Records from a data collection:
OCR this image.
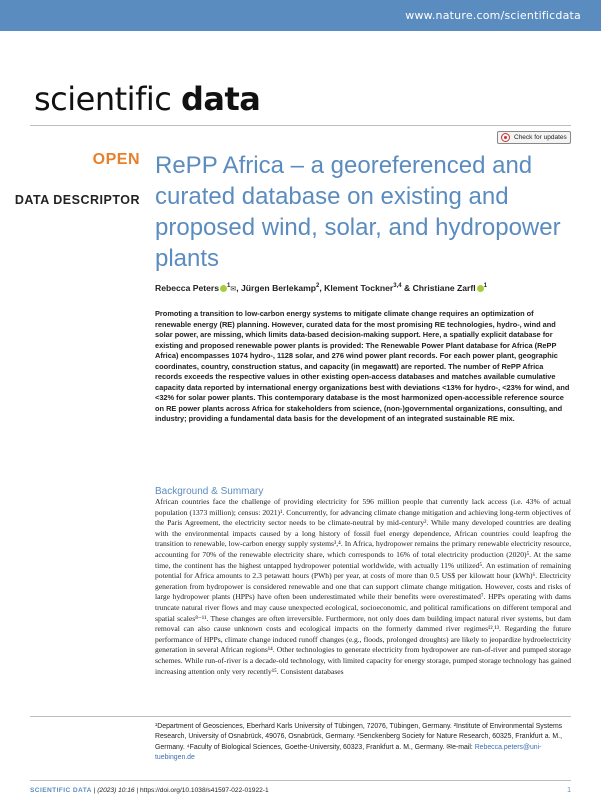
www.nature.com/scientificdata
scientific data
Check for updates
OPEN
DATA DESCRIPTOR
RePP Africa – a georeferenced and curated database on existing and proposed wind, solar, and hydropower plants
Rebecca Peters $^1$✉, Jürgen Berlekamp$^2$, Klement Tockner$^{3,4}$ & Christiane Zarfl $^1$

Promoting a transition to low-carbon energy systems to mitigate climate change requires an optimization of renewable energy (RE) planning. However, curated data for the most promising RE technologies, hydro-, wind and solar power, are missing, which limits data-based decision-making support. Here, a spatially explicit database for existing and proposed renewable power plants is provided: The Renewable Power Plant database for Africa (RePP Africa) encompasses 1074 hydro-, 1128 solar, and 276 wind power plant records. For each power plant, geographic coordinates, country, construction status, and capacity (in megawatt) are reported. The number of RePP Africa records exceeds the respective values in other existing open-access databases and matches available cumulative capacity data reported by international energy organizations best with deviations <13% for hydro-, <23% for wind, and <32% for solar power plants. This contemporary database is the most harmonized open-accessible reference source on RE power plants across Africa for stakeholders from science, (non-)governmental organizations, consulting, and industry; providing a fundamental data basis for the development of an integrated sustainable RE mix.

Background & Summary

African countries face the challenge of providing electricity for 596 million people that currently lack access (i.e. 43% of actual population (1373 million); census: 2021)¹. Concurrently, for advancing climate change mitigation and achieving long-term objectives of the Paris Agreement, the electricity sector needs to be climate-neutral by mid-century². While many developed countries are dealing with the environmental impacts caused by a long history of fossil fuel energy dependence, African countries could leapfrog the transition to renewable, low-carbon energy supply systems³,⁴. In Africa, hydropower remains the primary renewable electricity resource, accounting for 70% of the renewable electricity share, which corresponds to 16% of total electricity production (2020)⁵. At the same time, the continent has the highest untapped hydropower potential worldwide, with actually 11% utilized⁵. An estimation of remaining potential for Africa amounts to 2.3 petawatt hours (PWh) per year, at costs of more than 0.5 US$ per kilowatt hour (kWh)⁶. Electricity generation from hydropower is considered renewable and one that can support climate change mitigation. However, costs and risks of large hydropower plants (HPPs) have often been underestimated while their benefits were overestimated⁷. HPPs operating with dams truncate natural river flows and may cause unexpected ecological, socioeconomic, and political ramifications on different temporal and spatial scales⁸⁻¹¹. These changes are often irreversible. Furthermore, not only does dam building impact natural river systems, but dam removal can also cause unknown costs and ecological impacts on the formerly dammed river regimes¹²,¹³. Regarding the future performance of HPPs, climate change induced runoff changes (e.g., floods, prolonged droughts) are likely to jeopardize hydroelectricity generation in several African regions¹⁴. Other technologies to generate electricity from hydropower are run-of-river and pumped storage schemes. While run-of-river is a decade-old technology, with limited capacity for energy storage, pumped storage technology has gained increasing attention only very recently¹⁵. Consistent databases

¹Department of Geosciences, Eberhard Karls University of Tübingen, 72076, Tübingen, Germany. ²Institute of Environmental Systems Research, University of Osnabrück, 49076, Osnabrück, Germany. ³Senckenberg Society for Nature Research, 60325, Frankfurt a. M., Germany. ⁴Faculty of Biological Sciences, Goethe-University, 60323, Frankfurt a. M., Germany. ✉e-mail: Rebecca.peters@uni-tuebingen.de

SCIENTIFIC DATA | (2023) 10:16 | https://doi.org/10.1038/s41597-022-01922-1	1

YOUR OBJECTIVE: Reproduce the material above in full, exactly, with no images.

SOLUTION FOR THIS PROBLEM:
OCR this image.
www.nature.com/scientificdata
scientific data
Check for updates
OPEN
DATA DESCRIPTOR
RePP Africa – a georeferenced and curated database on existing and proposed wind, solar, and hydropower plants
Rebecca Peters $^1$✉, Jürgen Berlekamp$^2$, Klement Tockner$^{3,4}$ & Christiane Zarfl $^1$

Promoting a transition to low-carbon energy systems to mitigate climate change requires an optimization of renewable energy (RE) planning. However, curated data for the most promising RE technologies, hydro-, wind and solar power, are missing, which limits data-based decision-making support. Here, a spatially explicit database for existing and proposed renewable power plants is provided: The Renewable Power Plant database for Africa (RePP Africa) encompasses 1074 hydro-, 1128 solar, and 276 wind power plant records. For each power plant, geographic coordinates, country, construction status, and capacity (in megawatt) are reported. The number of RePP Africa records exceeds the respective values in other existing open-access databases and matches available cumulative capacity data reported by international energy organizations best with deviations <13% for hydro-, <23% for wind, and <32% for solar power plants. This contemporary database is the most harmonized open-accessible reference source on RE power plants across Africa for stakeholders from science, (non-)governmental organizations, consulting, and industry; providing a fundamental data basis for the development of an integrated sustainable RE mix.

Background & Summary

African countries face the challenge of providing electricity for 596 million people that currently lack access (i.e. 43% of actual population (1373 million); census: 2021)¹. Concurrently, for advancing climate change mitigation and achieving long-term objectives of the Paris Agreement, the electricity sector needs to be climate-neutral by mid-century². While many developed countries are dealing with the environmental impacts caused by a long history of fossil fuel energy dependence, African countries could leapfrog the transition to renewable, low-carbon energy supply systems³,⁴. In Africa, hydropower remains the primary renewable electricity resource, accounting for 70% of the renewable electricity share, which corresponds to 16% of total electricity production (2020)⁵. At the same time, the continent has the highest untapped hydropower potential worldwide, with actually 11% utilized⁵. An estimation of remaining potential for Africa amounts to 2.3 petawatt hours (PWh) per year, at costs of more than 0.5 US$ per kilowatt hour (kWh)⁶. Electricity generation from hydropower is considered renewable and one that can support climate change mitigation. However, costs and risks of large hydropower plants (HPPs) have often been underestimated while their benefits were overestimated⁷. HPPs operating with dams truncate natural river flows and may cause unexpected ecological, socioeconomic, and political ramifications on different temporal and spatial scales⁸⁻¹¹. These changes are often irreversible. Furthermore, not only does dam building impact natural river systems, but dam removal can also cause unknown costs and ecological impacts on the formerly dammed river regimes¹²,¹³. Regarding the future performance of HPPs, climate change induced runoff changes (e.g., floods, prolonged droughts) are likely to jeopardize hydroelectricity generation in several African regions¹⁴. Other technologies to generate electricity from hydropower are run-of-river and pumped storage schemes. While run-of-river is a decade-old technology, with limited capacity for energy storage, pumped storage technology has gained increasing attention only very recently¹⁵. Consistent databases

¹Department of Geosciences, Eberhard Karls University of Tübingen, 72076, Tübingen, Germany. ²Institute of Environmental Systems Research, University of Osnabrück, 49076, Osnabrück, Germany. ³Senckenberg Society for Nature Research, 60325, Frankfurt a. M., Germany. ⁴Faculty of Biological Sciences, Goethe-University, 60323, Frankfurt a. M., Germany. ✉e-mail: Rebecca.peters@uni-tuebingen.de

SCIENTIFIC DATA | (2023) 10:16 | https://doi.org/10.1038/s41597-022-01922-1	1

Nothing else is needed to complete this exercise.